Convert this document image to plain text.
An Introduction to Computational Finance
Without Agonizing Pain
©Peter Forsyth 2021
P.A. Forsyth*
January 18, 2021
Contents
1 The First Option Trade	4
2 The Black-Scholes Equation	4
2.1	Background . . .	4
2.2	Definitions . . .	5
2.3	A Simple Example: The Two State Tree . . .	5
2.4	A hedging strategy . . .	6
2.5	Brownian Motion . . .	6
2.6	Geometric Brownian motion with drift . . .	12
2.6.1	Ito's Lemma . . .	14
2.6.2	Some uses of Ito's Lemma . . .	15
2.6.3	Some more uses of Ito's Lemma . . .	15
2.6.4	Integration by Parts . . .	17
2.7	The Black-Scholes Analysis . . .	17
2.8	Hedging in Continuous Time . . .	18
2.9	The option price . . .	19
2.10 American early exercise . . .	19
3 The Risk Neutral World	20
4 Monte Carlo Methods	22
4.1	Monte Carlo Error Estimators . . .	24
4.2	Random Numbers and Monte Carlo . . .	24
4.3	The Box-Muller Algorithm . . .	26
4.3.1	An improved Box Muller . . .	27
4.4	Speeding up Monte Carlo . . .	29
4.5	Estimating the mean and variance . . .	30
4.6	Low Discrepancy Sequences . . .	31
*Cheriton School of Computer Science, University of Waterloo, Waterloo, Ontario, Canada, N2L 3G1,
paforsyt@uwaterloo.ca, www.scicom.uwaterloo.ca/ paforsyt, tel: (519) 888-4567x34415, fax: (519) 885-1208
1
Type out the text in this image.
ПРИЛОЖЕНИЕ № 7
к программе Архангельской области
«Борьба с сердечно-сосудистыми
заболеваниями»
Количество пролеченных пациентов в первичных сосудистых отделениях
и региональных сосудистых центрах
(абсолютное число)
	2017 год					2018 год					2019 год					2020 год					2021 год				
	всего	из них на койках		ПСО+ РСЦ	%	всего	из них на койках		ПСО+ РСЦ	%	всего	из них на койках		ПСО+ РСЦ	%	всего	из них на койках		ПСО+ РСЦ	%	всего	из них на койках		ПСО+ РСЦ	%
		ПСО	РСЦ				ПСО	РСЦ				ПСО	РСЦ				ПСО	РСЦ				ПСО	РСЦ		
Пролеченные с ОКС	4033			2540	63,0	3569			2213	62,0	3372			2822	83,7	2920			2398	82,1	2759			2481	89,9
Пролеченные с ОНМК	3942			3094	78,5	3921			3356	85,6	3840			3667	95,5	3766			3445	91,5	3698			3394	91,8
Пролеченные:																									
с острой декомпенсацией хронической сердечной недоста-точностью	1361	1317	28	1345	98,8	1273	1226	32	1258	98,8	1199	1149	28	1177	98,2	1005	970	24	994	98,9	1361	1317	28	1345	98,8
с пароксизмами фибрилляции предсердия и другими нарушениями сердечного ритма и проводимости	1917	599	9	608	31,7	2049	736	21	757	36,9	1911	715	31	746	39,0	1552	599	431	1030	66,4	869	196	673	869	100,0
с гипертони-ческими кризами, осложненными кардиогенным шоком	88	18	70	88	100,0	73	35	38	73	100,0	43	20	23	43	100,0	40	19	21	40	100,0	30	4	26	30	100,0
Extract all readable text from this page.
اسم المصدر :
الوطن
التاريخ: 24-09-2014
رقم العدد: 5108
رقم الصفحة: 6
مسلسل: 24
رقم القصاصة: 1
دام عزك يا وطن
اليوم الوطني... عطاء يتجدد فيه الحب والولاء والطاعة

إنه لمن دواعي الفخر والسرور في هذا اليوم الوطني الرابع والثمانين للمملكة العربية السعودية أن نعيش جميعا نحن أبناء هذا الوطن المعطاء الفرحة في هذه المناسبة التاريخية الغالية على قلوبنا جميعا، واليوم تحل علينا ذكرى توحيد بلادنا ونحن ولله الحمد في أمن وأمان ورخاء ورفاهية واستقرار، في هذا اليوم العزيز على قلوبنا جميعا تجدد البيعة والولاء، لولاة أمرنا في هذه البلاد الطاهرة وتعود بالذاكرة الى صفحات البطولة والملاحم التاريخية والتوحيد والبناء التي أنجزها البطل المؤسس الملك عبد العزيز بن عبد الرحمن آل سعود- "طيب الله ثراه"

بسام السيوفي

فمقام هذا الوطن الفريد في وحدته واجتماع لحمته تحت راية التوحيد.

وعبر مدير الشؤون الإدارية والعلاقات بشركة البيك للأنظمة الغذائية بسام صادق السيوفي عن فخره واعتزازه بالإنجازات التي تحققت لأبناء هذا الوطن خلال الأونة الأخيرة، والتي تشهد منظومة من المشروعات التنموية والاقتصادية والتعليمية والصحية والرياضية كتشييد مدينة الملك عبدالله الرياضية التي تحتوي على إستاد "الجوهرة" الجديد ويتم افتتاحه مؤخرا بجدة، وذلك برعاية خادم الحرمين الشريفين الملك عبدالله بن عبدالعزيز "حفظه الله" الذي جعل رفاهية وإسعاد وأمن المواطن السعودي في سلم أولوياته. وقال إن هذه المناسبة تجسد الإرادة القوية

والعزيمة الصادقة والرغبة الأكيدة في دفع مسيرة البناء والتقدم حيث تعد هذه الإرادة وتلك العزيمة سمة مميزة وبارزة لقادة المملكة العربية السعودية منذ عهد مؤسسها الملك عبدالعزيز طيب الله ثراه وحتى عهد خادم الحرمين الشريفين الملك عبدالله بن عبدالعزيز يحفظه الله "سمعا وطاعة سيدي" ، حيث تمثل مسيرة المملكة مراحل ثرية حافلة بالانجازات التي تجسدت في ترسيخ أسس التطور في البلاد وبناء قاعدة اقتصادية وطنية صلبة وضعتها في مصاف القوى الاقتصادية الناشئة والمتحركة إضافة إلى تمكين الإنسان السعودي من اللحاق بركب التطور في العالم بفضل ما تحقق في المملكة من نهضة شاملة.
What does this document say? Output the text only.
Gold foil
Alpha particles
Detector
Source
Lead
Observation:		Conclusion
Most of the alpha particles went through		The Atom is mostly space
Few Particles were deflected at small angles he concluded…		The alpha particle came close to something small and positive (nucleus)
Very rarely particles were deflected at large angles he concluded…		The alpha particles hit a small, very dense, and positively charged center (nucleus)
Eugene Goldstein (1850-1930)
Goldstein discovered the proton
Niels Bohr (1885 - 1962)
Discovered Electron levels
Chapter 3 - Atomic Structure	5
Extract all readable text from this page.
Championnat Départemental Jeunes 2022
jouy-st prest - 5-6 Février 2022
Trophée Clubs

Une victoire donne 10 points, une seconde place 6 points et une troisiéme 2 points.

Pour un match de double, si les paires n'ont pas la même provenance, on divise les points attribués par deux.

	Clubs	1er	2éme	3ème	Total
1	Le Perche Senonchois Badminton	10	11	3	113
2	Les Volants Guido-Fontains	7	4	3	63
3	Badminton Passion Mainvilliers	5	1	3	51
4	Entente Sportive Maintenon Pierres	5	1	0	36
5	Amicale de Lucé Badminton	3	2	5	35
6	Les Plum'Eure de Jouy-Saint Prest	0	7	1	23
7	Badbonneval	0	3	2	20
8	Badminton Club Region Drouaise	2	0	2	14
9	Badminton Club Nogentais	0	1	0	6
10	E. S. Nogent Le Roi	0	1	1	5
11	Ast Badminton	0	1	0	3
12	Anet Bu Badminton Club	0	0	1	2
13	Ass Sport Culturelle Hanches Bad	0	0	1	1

## Exercise
Quote all of the entries verbatim.

## Written answer
Convert this document image to plain text.
An Introduction to Computational Finance
Without Agonizing Pain
©Peter Forsyth 2021
P.A. Forsyth*
January 18, 2021
Contents
1 The First Option Trade	4
2 The Black-Scholes Equation	4
2.1	Background . . .	4
2.2	Definitions . . .	5
2.3	A Simple Example: The Two State Tree . . .	5
2.4	A hedging strategy . . .	6
2.5	Brownian Motion . . .	6
2.6	Geometric Brownian motion with drift . . .	12
2.6.1	Ito's Lemma . . .	14
2.6.2	Some uses of Ito's Lemma . . .	15
2.6.3	Some more uses of Ito's Lemma . . .	15
2.6.4	Integration by Parts . . .	17
2.7	The Black-Scholes Analysis . . .	17
2.8	Hedging in Continuous Time . . .	18
2.9	The option price . . .	19
2.10 American early exercise . . .	19
3 The Risk Neutral World	20
4 Monte Carlo Methods	22
4.1	Monte Carlo Error Estimators . . .	24
4.2	Random Numbers and Monte Carlo . . .	24
4.3	The Box-Muller Algorithm . . .	26
4.3.1	An improved Box Muller . . .	27
4.4	Speeding up Monte Carlo . . .	29
4.5	Estimating the mean and variance . . .	30
4.6	Low Discrepancy Sequences . . .	31
*Cheriton School of Computer Science, University of Waterloo, Waterloo, Ontario, Canada, N2L 3G1,
paforsyt@uwaterloo.ca, www.scicom.uwaterloo.ca/ paforsyt, tel: (519) 888-4567x34415, fax: (519) 885-1208
1
Type out the text in this image.
ПРИЛОЖЕНИЕ № 7
к программе Архангельской области
«Борьба с сердечно-сосудистыми
заболеваниями»
Количество пролеченных пациентов в первичных сосудистых отделениях
и региональных сосудистых центрах
(абсолютное число)
	2017 год					2018 год					2019 год					2020 год					2021 год				
	всего	из них на койках		ПСО+ РСЦ	%	всего	из них на койках		ПСО+ РСЦ	%	всего	из них на койках		ПСО+ РСЦ	%	всего	из них на койках		ПСО+ РСЦ	%	всего	из них на койках		ПСО+ РСЦ	%
		ПСО	РСЦ				ПСО	РСЦ				ПСО	РСЦ				ПСО	РСЦ				ПСО	РСЦ		
Пролеченные с ОКС	4033			2540	63,0	3569			2213	62,0	3372			2822	83,7	2920			2398	82,1	2759			2481	89,9
Пролеченные с ОНМК	3942			3094	78,5	3921			3356	85,6	3840			3667	95,5	3766			3445	91,5	3698			3394	91,8
Пролеченные:																									
с острой декомпенсацией хронической сердечной недоста-точностью	1361	1317	28	1345	98,8	1273	1226	32	1258	98,8	1199	1149	28	1177	98,2	1005	970	24	994	98,9	1361	1317	28	1345	98,8
с пароксизмами фибрилляции предсердия и другими нарушениями сердечного ритма и проводимости	1917	599	9	608	31,7	2049	736	21	757	36,9	1911	715	31	746	39,0	1552	599	431	1030	66,4	869	196	673	869	100,0
с гипертони-ческими кризами, осложненными кардиогенным шоком	88	18	70	88	100,0	73	35	38	73	100,0	43	20	23	43	100,0	40	19	21	40	100,0	30	4	26	30	100,0
Extract all readable text from this page.
اسم المصدر :
الوطن
التاريخ: 24-09-2014
رقم العدد: 5108
رقم الصفحة: 6
مسلسل: 24
رقم القصاصة: 1
دام عزك يا وطن
اليوم الوطني... عطاء يتجدد فيه الحب والولاء والطاعة

إنه لمن دواعي الفخر والسرور في هذا اليوم الوطني الرابع والثمانين للمملكة العربية السعودية أن نعيش جميعا نحن أبناء هذا الوطن المعطاء الفرحة في هذه المناسبة التاريخية الغالية على قلوبنا جميعا، واليوم تحل علينا ذكرى توحيد بلادنا ونحن ولله الحمد في أمن وأمان ورخاء ورفاهية واستقرار، في هذا اليوم العزيز على قلوبنا جميعا تجدد البيعة والولاء، لولاة أمرنا في هذه البلاد الطاهرة وتعود بالذاكرة الى صفحات البطولة والملاحم التاريخية والتوحيد والبناء التي أنجزها البطل المؤسس الملك عبد العزيز بن عبد الرحمن آل سعود- "طيب الله ثراه"

بسام السيوفي

فمقام هذا الوطن الفريد في وحدته واجتماع لحمته تحت راية التوحيد.

وعبر مدير الشؤون الإدارية والعلاقات بشركة البيك للأنظمة الغذائية بسام صادق السيوفي عن فخره واعتزازه بالإنجازات التي تحققت لأبناء هذا الوطن خلال الأونة الأخيرة، والتي تشهد منظومة من المشروعات التنموية والاقتصادية والتعليمية والصحية والرياضية كتشييد مدينة الملك عبدالله الرياضية التي تحتوي على إستاد "الجوهرة" الجديد ويتم افتتاحه مؤخرا بجدة، وذلك برعاية خادم الحرمين الشريفين الملك عبدالله بن عبدالعزيز "حفظه الله" الذي جعل رفاهية وإسعاد وأمن المواطن السعودي في سلم أولوياته. وقال إن هذه المناسبة تجسد الإرادة القوية

والعزيمة الصادقة والرغبة الأكيدة في دفع مسيرة البناء والتقدم حيث تعد هذه الإرادة وتلك العزيمة سمة مميزة وبارزة لقادة المملكة العربية السعودية منذ عهد مؤسسها الملك عبدالعزيز طيب الله ثراه وحتى عهد خادم الحرمين الشريفين الملك عبدالله بن عبدالعزيز يحفظه الله "سمعا وطاعة سيدي" ، حيث تمثل مسيرة المملكة مراحل ثرية حافلة بالانجازات التي تجسدت في ترسيخ أسس التطور في البلاد وبناء قاعدة اقتصادية وطنية صلبة وضعتها في مصاف القوى الاقتصادية الناشئة والمتحركة إضافة إلى تمكين الإنسان السعودي من اللحاق بركب التطور في العالم بفضل ما تحقق في المملكة من نهضة شاملة.
What does this document say? Output the text only.
Gold foil
Alpha particles
Detector
Source
Lead
Observation:		Conclusion
Most of the alpha particles went through		The Atom is mostly space
Few Particles were deflected at small angles he concluded…		The alpha particle came close to something small and positive (nucleus)
Very rarely particles were deflected at large angles he concluded…		The alpha particles hit a small, very dense, and positively charged center (nucleus)
Eugene Goldstein (1850-1930)
Goldstein discovered the proton
Niels Bohr (1885 - 1962)
Discovered Electron levels
Chapter 3 - Atomic Structure	5
Extract all readable text from this page.
Championnat Départemental Jeunes 2022
jouy-st prest - 5-6 Février 2022
Trophée Clubs

Une victoire donne 10 points, une seconde place 6 points et une troisiéme 2 points.

Pour un match de double, si les paires n'ont pas la même provenance, on divise les points attribués par deux.

	Clubs	1er	2éme	3ème	Total
1	Le Perche Senonchois Badminton	10	11	3	113
2	Les Volants Guido-Fontains	7	4	3	63
3	Badminton Passion Mainvilliers	5	1	3	51
4	Entente Sportive Maintenon Pierres	5	1	0	36
5	Amicale de Lucé Badminton	3	2	5	35
6	Les Plum'Eure de Jouy-Saint Prest	0	7	1	23
7	Badbonneval	0	3	2	20
8	Badminton Club Region Drouaise	2	0	2	14
9	Badminton Club Nogentais	0	1	0	6
10	E. S. Nogent Le Roi	0	1	1	5
11	Ast Badminton	0	1	0	3
12	Anet Bu Badminton Club	0	0	1	2
13	Ass Sport Culturelle Hanches Bad	0	0	1	1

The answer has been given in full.